Raw records

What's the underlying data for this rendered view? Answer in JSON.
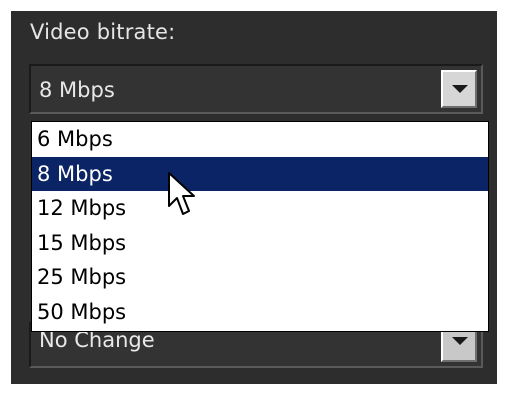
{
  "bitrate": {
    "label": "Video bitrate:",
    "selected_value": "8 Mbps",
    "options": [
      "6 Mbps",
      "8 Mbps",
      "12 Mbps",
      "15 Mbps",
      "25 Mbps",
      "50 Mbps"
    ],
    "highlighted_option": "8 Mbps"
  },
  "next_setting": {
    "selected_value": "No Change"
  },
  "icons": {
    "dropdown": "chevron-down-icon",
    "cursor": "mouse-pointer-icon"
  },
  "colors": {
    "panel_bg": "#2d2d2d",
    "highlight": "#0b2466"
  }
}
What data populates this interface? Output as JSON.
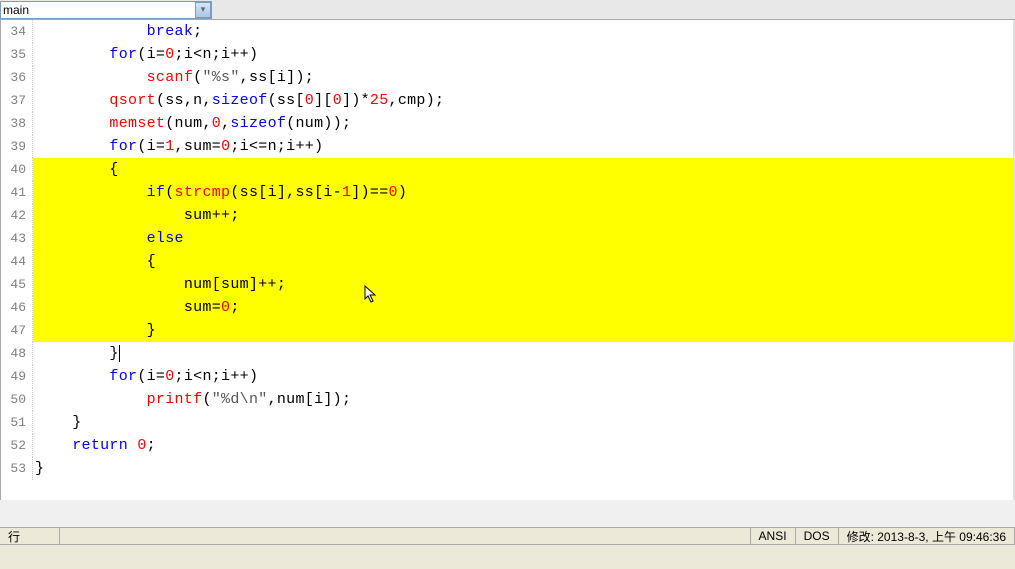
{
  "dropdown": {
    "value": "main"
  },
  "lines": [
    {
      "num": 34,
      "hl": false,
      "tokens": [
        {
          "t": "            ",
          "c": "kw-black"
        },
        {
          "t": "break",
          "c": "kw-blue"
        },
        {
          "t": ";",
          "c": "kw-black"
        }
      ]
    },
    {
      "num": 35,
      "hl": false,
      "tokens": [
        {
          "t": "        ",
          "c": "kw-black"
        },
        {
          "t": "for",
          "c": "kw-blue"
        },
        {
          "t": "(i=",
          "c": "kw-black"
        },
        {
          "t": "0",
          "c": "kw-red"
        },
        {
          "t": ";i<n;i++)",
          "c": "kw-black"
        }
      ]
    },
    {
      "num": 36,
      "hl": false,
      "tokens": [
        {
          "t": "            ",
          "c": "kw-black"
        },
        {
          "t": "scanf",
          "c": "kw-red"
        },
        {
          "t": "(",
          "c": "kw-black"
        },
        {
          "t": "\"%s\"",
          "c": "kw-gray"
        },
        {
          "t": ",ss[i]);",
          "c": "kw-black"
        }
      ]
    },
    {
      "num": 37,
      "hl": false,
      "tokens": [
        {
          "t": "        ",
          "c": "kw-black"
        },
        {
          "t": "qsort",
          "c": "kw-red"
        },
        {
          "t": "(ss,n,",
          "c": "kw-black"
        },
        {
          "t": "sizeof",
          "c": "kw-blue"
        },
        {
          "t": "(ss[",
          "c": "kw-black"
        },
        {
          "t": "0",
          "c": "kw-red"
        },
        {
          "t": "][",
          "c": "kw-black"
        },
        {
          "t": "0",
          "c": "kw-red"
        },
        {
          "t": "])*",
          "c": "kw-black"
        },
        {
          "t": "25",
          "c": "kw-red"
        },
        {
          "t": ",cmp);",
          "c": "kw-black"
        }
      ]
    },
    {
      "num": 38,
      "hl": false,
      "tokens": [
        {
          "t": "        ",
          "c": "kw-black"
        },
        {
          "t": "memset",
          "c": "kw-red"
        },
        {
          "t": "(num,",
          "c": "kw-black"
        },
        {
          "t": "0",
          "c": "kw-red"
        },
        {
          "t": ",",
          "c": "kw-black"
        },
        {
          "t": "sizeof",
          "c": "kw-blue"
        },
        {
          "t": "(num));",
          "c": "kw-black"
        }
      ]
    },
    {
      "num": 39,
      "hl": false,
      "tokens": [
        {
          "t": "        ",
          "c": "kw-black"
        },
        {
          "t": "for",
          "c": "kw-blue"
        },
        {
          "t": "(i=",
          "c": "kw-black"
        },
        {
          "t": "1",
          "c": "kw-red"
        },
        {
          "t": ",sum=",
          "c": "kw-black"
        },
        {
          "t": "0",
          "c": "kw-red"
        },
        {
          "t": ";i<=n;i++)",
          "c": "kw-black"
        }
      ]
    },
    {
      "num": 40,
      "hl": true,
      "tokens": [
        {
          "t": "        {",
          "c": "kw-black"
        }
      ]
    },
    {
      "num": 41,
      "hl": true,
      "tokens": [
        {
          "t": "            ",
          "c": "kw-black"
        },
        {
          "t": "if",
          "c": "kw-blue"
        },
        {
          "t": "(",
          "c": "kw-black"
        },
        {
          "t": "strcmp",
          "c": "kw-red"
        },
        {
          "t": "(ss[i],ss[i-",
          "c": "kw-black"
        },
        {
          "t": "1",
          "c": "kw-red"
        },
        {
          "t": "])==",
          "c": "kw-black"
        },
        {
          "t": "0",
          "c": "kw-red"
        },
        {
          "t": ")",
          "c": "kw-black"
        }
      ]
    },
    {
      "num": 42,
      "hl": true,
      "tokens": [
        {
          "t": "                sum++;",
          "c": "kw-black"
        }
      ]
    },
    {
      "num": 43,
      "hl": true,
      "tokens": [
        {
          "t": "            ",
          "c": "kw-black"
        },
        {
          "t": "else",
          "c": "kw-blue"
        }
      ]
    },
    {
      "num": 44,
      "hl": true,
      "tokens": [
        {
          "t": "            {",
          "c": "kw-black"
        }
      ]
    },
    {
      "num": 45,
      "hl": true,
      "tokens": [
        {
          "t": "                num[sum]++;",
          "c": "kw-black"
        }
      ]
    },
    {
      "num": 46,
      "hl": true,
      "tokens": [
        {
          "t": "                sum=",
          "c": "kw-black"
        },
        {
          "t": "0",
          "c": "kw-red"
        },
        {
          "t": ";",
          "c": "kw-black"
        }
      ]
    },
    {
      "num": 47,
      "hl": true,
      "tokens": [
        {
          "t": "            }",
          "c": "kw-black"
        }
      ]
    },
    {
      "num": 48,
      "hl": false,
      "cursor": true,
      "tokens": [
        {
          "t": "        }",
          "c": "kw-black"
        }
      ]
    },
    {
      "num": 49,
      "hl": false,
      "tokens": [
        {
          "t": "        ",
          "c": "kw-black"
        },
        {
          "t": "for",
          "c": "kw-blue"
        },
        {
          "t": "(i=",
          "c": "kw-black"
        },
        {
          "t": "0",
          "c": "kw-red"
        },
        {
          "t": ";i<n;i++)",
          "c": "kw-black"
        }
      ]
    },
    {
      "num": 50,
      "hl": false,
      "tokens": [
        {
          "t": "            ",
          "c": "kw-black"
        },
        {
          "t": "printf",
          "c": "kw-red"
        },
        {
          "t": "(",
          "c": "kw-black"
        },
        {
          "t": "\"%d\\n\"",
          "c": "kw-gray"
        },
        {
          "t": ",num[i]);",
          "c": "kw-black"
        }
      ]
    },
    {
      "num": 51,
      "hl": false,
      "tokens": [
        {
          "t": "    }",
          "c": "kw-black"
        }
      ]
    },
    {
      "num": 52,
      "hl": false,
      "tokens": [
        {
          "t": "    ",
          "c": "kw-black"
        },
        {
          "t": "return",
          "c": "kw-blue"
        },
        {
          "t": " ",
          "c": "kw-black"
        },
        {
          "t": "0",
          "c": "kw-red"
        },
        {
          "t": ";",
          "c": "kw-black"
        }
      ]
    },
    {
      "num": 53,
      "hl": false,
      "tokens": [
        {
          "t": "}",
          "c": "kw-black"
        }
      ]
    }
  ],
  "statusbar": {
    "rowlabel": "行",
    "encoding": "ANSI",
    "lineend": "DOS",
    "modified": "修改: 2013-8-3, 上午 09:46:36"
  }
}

SET EXERCISE
Copy out the records above in full, exactly as written, but not the pictures.

WRITTEN REPLY
What's the underlying data for this rendered view? Answer in JSON.
{
  "bitrate": {
    "label": "Video bitrate:",
    "selected_value": "8 Mbps",
    "options": [
      "6 Mbps",
      "8 Mbps",
      "12 Mbps",
      "15 Mbps",
      "25 Mbps",
      "50 Mbps"
    ],
    "highlighted_option": "8 Mbps"
  },
  "next_setting": {
    "selected_value": "No Change"
  },
  "icons": {
    "dropdown": "chevron-down-icon",
    "cursor": "mouse-pointer-icon"
  },
  "colors": {
    "panel_bg": "#2d2d2d",
    "highlight": "#0b2466"
  }
}
What data populates this interface? Output as JSON.
{
  "dropdown": {
    "value": "main"
  },
  "lines": [
    {
      "num": 34,
      "hl": false,
      "tokens": [
        {
          "t": "            ",
          "c": "kw-black"
        },
        {
          "t": "break",
          "c": "kw-blue"
        },
        {
          "t": ";",
          "c": "kw-black"
        }
      ]
    },
    {
      "num": 35,
      "hl": false,
      "tokens": [
        {
          "t": "        ",
          "c": "kw-black"
        },
        {
          "t": "for",
          "c": "kw-blue"
        },
        {
          "t": "(i=",
          "c": "kw-black"
        },
        {
          "t": "0",
          "c": "kw-red"
        },
        {
          "t": ";i<n;i++)",
          "c": "kw-black"
        }
      ]
    },
    {
      "num": 36,
      "hl": false,
      "tokens": [
        {
          "t": "            ",
          "c": "kw-black"
        },
        {
          "t": "scanf",
          "c": "kw-red"
        },
        {
          "t": "(",
          "c": "kw-black"
        },
        {
          "t": "\"%s\"",
          "c": "kw-gray"
        },
        {
          "t": ",ss[i]);",
          "c": "kw-black"
        }
      ]
    },
    {
      "num": 37,
      "hl": false,
      "tokens": [
        {
          "t": "        ",
          "c": "kw-black"
        },
        {
          "t": "qsort",
          "c": "kw-red"
        },
        {
          "t": "(ss,n,",
          "c": "kw-black"
        },
        {
          "t": "sizeof",
          "c": "kw-blue"
        },
        {
          "t": "(ss[",
          "c": "kw-black"
        },
        {
          "t": "0",
          "c": "kw-red"
        },
        {
          "t": "][",
          "c": "kw-black"
        },
        {
          "t": "0",
          "c": "kw-red"
        },
        {
          "t": "])*",
          "c": "kw-black"
        },
        {
          "t": "25",
          "c": "kw-red"
        },
        {
          "t": ",cmp);",
          "c": "kw-black"
        }
      ]
    },
    {
      "num": 38,
      "hl": false,
      "tokens": [
        {
          "t": "        ",
          "c": "kw-black"
        },
        {
          "t": "memset",
          "c": "kw-red"
        },
        {
          "t": "(num,",
          "c": "kw-black"
        },
        {
          "t": "0",
          "c": "kw-red"
        },
        {
          "t": ",",
          "c": "kw-black"
        },
        {
          "t": "sizeof",
          "c": "kw-blue"
        },
        {
          "t": "(num));",
          "c": "kw-black"
        }
      ]
    },
    {
      "num": 39,
      "hl": false,
      "tokens": [
        {
          "t": "        ",
          "c": "kw-black"
        },
        {
          "t": "for",
          "c": "kw-blue"
        },
        {
          "t": "(i=",
          "c": "kw-black"
        },
        {
          "t": "1",
          "c": "kw-red"
        },
        {
          "t": ",sum=",
          "c": "kw-black"
        },
        {
          "t": "0",
          "c": "kw-red"
        },
        {
          "t": ";i<=n;i++)",
          "c": "kw-black"
        }
      ]
    },
    {
      "num": 40,
      "hl": true,
      "tokens": [
        {
          "t": "        {",
          "c": "kw-black"
        }
      ]
    },
    {
      "num": 41,
      "hl": true,
      "tokens": [
        {
          "t": "            ",
          "c": "kw-black"
        },
        {
          "t": "if",
          "c": "kw-blue"
        },
        {
          "t": "(",
          "c": "kw-black"
        },
        {
          "t": "strcmp",
          "c": "kw-red"
        },
        {
          "t": "(ss[i],ss[i-",
          "c": "kw-black"
        },
        {
          "t": "1",
          "c": "kw-red"
        },
        {
          "t": "])==",
          "c": "kw-black"
        },
        {
          "t": "0",
          "c": "kw-red"
        },
        {
          "t": ")",
          "c": "kw-black"
        }
      ]
    },
    {
      "num": 42,
      "hl": true,
      "tokens": [
        {
          "t": "                sum++;",
          "c": "kw-black"
        }
      ]
    },
    {
      "num": 43,
      "hl": true,
      "tokens": [
        {
          "t": "            ",
          "c": "kw-black"
        },
        {
          "t": "else",
          "c": "kw-blue"
        }
      ]
    },
    {
      "num": 44,
      "hl": true,
      "tokens": [
        {
          "t": "            {",
          "c": "kw-black"
        }
      ]
    },
    {
      "num": 45,
      "hl": true,
      "tokens": [
        {
          "t": "                num[sum]++;",
          "c": "kw-black"
        }
      ]
    },
    {
      "num": 46,
      "hl": true,
      "tokens": [
        {
          "t": "                sum=",
          "c": "kw-black"
        },
        {
          "t": "0",
          "c": "kw-red"
        },
        {
          "t": ";",
          "c": "kw-black"
        }
      ]
    },
    {
      "num": 47,
      "hl": true,
      "tokens": [
        {
          "t": "            }",
          "c": "kw-black"
        }
      ]
    },
    {
      "num": 48,
      "hl": false,
      "cursor": true,
      "tokens": [
        {
          "t": "        }",
          "c": "kw-black"
        }
      ]
    },
    {
      "num": 49,
      "hl": false,
      "tokens": [
        {
          "t": "        ",
          "c": "kw-black"
        },
        {
          "t": "for",
          "c": "kw-blue"
        },
        {
          "t": "(i=",
          "c": "kw-black"
        },
        {
          "t": "0",
          "c": "kw-red"
        },
        {
          "t": ";i<n;i++)",
          "c": "kw-black"
        }
      ]
    },
    {
      "num": 50,
      "hl": false,
      "tokens": [
        {
          "t": "            ",
          "c": "kw-black"
        },
        {
          "t": "printf",
          "c": "kw-red"
        },
        {
          "t": "(",
          "c": "kw-black"
        },
        {
          "t": "\"%d\\n\"",
          "c": "kw-gray"
        },
        {
          "t": ",num[i]);",
          "c": "kw-black"
        }
      ]
    },
    {
      "num": 51,
      "hl": false,
      "tokens": [
        {
          "t": "    }",
          "c": "kw-black"
        }
      ]
    },
    {
      "num": 52,
      "hl": false,
      "tokens": [
        {
          "t": "    ",
          "c": "kw-black"
        },
        {
          "t": "return",
          "c": "kw-blue"
        },
        {
          "t": " ",
          "c": "kw-black"
        },
        {
          "t": "0",
          "c": "kw-red"
        },
        {
          "t": ";",
          "c": "kw-black"
        }
      ]
    },
    {
      "num": 53,
      "hl": false,
      "tokens": [
        {
          "t": "}",
          "c": "kw-black"
        }
      ]
    }
  ],
  "statusbar": {
    "rowlabel": "行",
    "encoding": "ANSI",
    "lineend": "DOS",
    "modified": "修改: 2013-8-3, 上午 09:46:36"
  }
}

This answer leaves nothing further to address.